== Entries shown

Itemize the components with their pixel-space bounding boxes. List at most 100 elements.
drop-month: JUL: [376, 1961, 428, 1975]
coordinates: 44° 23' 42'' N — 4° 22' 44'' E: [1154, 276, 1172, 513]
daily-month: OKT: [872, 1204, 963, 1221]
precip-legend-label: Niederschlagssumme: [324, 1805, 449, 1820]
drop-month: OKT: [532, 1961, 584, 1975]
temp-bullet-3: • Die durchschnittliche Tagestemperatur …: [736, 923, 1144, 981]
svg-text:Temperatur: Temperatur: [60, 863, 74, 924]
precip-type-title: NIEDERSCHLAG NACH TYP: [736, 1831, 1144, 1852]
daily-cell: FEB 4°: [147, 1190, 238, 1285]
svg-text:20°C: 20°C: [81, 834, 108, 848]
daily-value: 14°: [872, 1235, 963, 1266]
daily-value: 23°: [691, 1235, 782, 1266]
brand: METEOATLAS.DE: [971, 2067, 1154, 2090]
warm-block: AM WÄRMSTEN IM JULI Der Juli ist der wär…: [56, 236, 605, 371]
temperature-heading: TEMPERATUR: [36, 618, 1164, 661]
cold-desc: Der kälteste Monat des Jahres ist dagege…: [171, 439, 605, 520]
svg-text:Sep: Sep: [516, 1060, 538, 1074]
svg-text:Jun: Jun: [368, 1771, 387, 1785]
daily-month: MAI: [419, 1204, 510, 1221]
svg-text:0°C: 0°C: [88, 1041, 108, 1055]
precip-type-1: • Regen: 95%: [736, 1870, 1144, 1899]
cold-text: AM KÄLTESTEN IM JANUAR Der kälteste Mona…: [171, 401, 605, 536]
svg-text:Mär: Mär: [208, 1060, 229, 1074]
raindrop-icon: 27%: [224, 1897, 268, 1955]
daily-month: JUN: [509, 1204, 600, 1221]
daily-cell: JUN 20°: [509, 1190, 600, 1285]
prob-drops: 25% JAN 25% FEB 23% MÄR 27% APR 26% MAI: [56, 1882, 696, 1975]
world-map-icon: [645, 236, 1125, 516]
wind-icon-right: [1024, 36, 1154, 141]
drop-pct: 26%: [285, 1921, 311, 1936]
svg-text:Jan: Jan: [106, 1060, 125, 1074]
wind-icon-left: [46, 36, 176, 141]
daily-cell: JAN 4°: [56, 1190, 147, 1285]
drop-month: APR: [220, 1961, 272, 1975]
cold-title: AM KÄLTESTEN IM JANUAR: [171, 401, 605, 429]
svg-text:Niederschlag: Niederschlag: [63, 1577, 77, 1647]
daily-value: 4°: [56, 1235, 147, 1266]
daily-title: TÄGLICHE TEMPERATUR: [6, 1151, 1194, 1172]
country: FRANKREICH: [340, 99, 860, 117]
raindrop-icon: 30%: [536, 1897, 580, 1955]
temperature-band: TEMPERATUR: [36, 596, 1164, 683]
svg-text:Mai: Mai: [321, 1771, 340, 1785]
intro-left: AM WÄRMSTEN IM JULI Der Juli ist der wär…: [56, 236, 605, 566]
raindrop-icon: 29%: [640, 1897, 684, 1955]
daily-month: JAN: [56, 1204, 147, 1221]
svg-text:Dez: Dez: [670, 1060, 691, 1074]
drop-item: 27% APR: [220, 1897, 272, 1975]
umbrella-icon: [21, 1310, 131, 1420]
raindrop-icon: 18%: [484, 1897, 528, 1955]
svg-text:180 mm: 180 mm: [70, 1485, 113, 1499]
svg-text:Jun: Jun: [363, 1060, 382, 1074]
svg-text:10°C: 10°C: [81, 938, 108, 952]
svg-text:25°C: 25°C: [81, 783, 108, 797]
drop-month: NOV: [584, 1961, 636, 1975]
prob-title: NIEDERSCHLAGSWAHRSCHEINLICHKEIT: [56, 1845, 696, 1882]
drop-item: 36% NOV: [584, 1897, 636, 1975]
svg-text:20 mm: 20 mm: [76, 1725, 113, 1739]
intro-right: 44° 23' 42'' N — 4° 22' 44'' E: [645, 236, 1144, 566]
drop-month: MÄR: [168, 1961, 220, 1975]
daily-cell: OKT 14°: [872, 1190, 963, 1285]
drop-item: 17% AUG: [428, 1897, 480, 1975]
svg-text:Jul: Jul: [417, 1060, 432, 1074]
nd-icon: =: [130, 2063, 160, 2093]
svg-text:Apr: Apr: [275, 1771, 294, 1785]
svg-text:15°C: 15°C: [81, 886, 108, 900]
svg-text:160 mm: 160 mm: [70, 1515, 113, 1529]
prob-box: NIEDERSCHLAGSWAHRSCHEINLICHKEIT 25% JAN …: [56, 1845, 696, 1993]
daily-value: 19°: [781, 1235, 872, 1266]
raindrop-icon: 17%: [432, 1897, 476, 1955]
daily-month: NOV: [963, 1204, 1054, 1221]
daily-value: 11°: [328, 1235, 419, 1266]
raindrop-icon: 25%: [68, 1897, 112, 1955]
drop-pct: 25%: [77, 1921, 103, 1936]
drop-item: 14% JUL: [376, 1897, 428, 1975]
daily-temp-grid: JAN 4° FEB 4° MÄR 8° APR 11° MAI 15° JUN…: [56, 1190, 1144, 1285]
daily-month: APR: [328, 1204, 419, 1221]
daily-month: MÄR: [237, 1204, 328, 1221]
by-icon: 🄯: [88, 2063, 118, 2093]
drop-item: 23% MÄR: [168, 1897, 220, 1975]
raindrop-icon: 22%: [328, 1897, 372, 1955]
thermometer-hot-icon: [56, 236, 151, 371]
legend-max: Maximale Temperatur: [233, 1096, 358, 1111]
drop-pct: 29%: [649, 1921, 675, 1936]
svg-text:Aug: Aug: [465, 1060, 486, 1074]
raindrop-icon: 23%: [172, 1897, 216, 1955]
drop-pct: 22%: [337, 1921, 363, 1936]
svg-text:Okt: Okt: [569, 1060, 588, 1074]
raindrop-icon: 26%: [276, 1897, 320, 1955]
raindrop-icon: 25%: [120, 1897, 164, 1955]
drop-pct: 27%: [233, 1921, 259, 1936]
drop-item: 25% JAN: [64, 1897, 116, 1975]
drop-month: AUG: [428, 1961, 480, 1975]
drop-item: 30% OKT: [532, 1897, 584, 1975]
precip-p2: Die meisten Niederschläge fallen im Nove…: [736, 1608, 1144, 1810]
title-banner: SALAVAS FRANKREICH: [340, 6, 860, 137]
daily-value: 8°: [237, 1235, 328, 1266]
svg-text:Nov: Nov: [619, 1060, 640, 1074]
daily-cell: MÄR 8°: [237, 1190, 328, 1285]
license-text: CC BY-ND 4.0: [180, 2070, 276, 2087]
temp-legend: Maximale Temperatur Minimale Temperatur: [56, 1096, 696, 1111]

====

Reproduce every line of the entries above without changing anything.

Itemize the components with their pixel-space bounding boxes. List at most 100 elements.
drop-month: JUL: [376, 1961, 428, 1975]
coordinates: 44° 23' 42'' N — 4° 22' 44'' E: [1154, 276, 1172, 513]
daily-month: OKT: [872, 1204, 963, 1221]
precip-legend-label: Niederschlagssumme: [324, 1805, 449, 1820]
drop-month: OKT: [532, 1961, 584, 1975]
temp-bullet-3: • Die durchschnittliche Tagestemperatur …: [736, 923, 1144, 981]
svg-text:Temperatur: Temperatur: [60, 863, 74, 924]
precip-type-title: NIEDERSCHLAG NACH TYP: [736, 1831, 1144, 1852]
daily-cell: FEB 4°: [147, 1190, 238, 1285]
svg-text:20°C: 20°C: [81, 834, 108, 848]
daily-value: 14°: [872, 1235, 963, 1266]
daily-value: 23°: [691, 1235, 782, 1266]
brand: METEOATLAS.DE: [971, 2067, 1154, 2090]
warm-block: AM WÄRMSTEN IM JULI Der Juli ist der wär…: [56, 236, 605, 371]
temperature-heading: TEMPERATUR: [36, 618, 1164, 661]
cold-desc: Der kälteste Monat des Jahres ist dagege…: [171, 439, 605, 520]
svg-text:Sep: Sep: [516, 1060, 538, 1074]
svg-text:Jun: Jun: [368, 1771, 387, 1785]
daily-month: MAI: [419, 1204, 510, 1221]
svg-text:0°C: 0°C: [88, 1041, 108, 1055]
precip-type-1: • Regen: 95%: [736, 1870, 1144, 1899]
cold-text: AM KÄLTESTEN IM JANUAR Der kälteste Mona…: [171, 401, 605, 536]
svg-text:Mär: Mär: [208, 1060, 229, 1074]
raindrop-icon: 27%: [224, 1897, 268, 1955]
daily-month: JUN: [509, 1204, 600, 1221]
daily-cell: JUN 20°: [509, 1190, 600, 1285]
prob-drops: 25% JAN 25% FEB 23% MÄR 27% APR 26% MAI: [56, 1882, 696, 1975]
world-map-icon: [645, 236, 1125, 516]
wind-icon-right: [1024, 36, 1154, 141]
drop-pct: 26%: [285, 1921, 311, 1936]
svg-text:Jan: Jan: [106, 1060, 125, 1074]
wind-icon-left: [46, 36, 176, 141]
daily-cell: JAN 4°: [56, 1190, 147, 1285]
drop-month: APR: [220, 1961, 272, 1975]
cold-title: AM KÄLTESTEN IM JANUAR: [171, 401, 605, 429]
svg-text:Niederschlag: Niederschlag: [63, 1577, 77, 1647]
daily-value: 4°: [56, 1235, 147, 1266]
daily-title: TÄGLICHE TEMPERATUR: [6, 1151, 1194, 1172]
country: FRANKREICH: [340, 99, 860, 117]
raindrop-icon: 30%: [536, 1897, 580, 1955]
temperature-band: TEMPERATUR: [36, 596, 1164, 683]
svg-text:Mai: Mai: [321, 1771, 340, 1785]
intro-left: AM WÄRMSTEN IM JULI Der Juli ist der wär…: [56, 236, 605, 566]
raindrop-icon: 29%: [640, 1897, 684, 1955]
daily-month: JAN: [56, 1204, 147, 1221]
svg-text:Dez: Dez: [670, 1060, 691, 1074]
drop-item: 27% APR: [220, 1897, 272, 1975]
umbrella-icon: [21, 1310, 131, 1420]
raindrop-icon: 18%: [484, 1897, 528, 1955]
svg-text:180 mm: 180 mm: [70, 1485, 113, 1499]
svg-text:Jun: Jun: [363, 1060, 382, 1074]
svg-text:10°C: 10°C: [81, 938, 108, 952]
svg-text:25°C: 25°C: [81, 783, 108, 797]
drop-month: NOV: [584, 1961, 636, 1975]
prob-title: NIEDERSCHLAGSWAHRSCHEINLICHKEIT: [56, 1845, 696, 1882]
drop-item: 36% NOV: [584, 1897, 636, 1975]
svg-text:20 mm: 20 mm: [76, 1725, 113, 1739]
intro-right: 44° 23' 42'' N — 4° 22' 44'' E: [645, 236, 1144, 566]
drop-month: MÄR: [168, 1961, 220, 1975]
daily-cell: OKT 14°: [872, 1190, 963, 1285]
drop-item: 17% AUG: [428, 1897, 480, 1975]
svg-text:Jul: Jul: [417, 1060, 432, 1074]
nd-icon: =: [130, 2063, 160, 2093]
svg-text:Apr: Apr: [275, 1771, 294, 1785]
svg-text:15°C: 15°C: [81, 886, 108, 900]
svg-text:160 mm: 160 mm: [70, 1515, 113, 1529]
prob-box: NIEDERSCHLAGSWAHRSCHEINLICHKEIT 25% JAN …: [56, 1845, 696, 1993]
daily-value: 19°: [781, 1235, 872, 1266]
raindrop-icon: 17%: [432, 1897, 476, 1955]
daily-month: NOV: [963, 1204, 1054, 1221]
daily-value: 11°: [328, 1235, 419, 1266]
raindrop-icon: 25%: [68, 1897, 112, 1955]
drop-pct: 25%: [77, 1921, 103, 1936]
drop-item: 14% JUL: [376, 1897, 428, 1975]
daily-temp-grid: JAN 4° FEB 4° MÄR 8° APR 11° MAI 15° JUN…: [56, 1190, 1144, 1285]
daily-month: APR: [328, 1204, 419, 1221]
daily-month: MÄR: [237, 1204, 328, 1221]
by-icon: 🄯: [88, 2063, 118, 2093]
drop-item: 23% MÄR: [168, 1897, 220, 1975]
raindrop-icon: 22%: [328, 1897, 372, 1955]
thermometer-hot-icon: [56, 236, 151, 371]
legend-max: Maximale Temperatur: [233, 1096, 358, 1111]
drop-pct: 29%: [649, 1921, 675, 1936]
svg-text:Aug: Aug: [465, 1060, 486, 1074]
raindrop-icon: 23%: [172, 1897, 216, 1955]
drop-pct: 22%: [337, 1921, 363, 1936]
svg-text:Okt: Okt: [569, 1060, 588, 1074]
raindrop-icon: 26%: [276, 1897, 320, 1955]
raindrop-icon: 25%: [120, 1897, 164, 1955]
drop-pct: 27%: [233, 1921, 259, 1936]
drop-item: 25% JAN: [64, 1897, 116, 1975]
drop-month: AUG: [428, 1961, 480, 1975]
drop-item: 30% OKT: [532, 1897, 584, 1975]
precip-p2: Die meisten Niederschläge fallen im Nove…: [736, 1608, 1144, 1810]
title-banner: SALAVAS FRANKREICH: [340, 6, 860, 137]
daily-value: 8°: [237, 1235, 328, 1266]
svg-text:Nov: Nov: [619, 1060, 640, 1074]
daily-cell: MÄR 8°: [237, 1190, 328, 1285]
license-text: CC BY-ND 4.0: [180, 2070, 276, 2087]
temp-legend: Maximale Temperatur Minimale Temperatur: [56, 1096, 696, 1111]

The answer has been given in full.